List all lines of the data that include the string "just".

------------------------------

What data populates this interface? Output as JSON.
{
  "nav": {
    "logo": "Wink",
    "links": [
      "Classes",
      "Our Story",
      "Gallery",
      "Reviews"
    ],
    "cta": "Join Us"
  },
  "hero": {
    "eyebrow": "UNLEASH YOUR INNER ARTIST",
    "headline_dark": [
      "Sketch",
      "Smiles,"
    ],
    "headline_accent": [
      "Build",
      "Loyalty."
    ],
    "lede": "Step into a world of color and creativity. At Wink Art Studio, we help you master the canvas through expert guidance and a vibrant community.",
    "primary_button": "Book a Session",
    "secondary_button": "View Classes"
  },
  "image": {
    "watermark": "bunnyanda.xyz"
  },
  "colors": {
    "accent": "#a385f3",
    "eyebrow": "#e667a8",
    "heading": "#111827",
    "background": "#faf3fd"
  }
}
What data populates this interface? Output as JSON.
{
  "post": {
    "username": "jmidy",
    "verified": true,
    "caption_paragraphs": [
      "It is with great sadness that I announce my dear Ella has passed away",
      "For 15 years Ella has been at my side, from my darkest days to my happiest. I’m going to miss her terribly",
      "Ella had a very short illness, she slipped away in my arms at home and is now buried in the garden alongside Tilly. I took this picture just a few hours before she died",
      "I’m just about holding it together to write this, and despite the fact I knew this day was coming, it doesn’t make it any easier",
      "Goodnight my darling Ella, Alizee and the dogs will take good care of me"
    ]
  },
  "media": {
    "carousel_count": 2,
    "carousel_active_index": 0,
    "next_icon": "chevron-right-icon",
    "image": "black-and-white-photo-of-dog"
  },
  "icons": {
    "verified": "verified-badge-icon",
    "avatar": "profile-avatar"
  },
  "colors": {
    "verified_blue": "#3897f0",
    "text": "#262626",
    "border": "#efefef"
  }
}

------------------------------

• [RESPONSE TO THIS TASK]
      "Ella had a very short illness, she slipped away in my arms at home and is now buried in the garden alongside Tilly. I took this picture just a few hours before she died",
      "I’m just about holding it together to write this, and despite the fact I knew this day was coming, it doesn’t make it any easier",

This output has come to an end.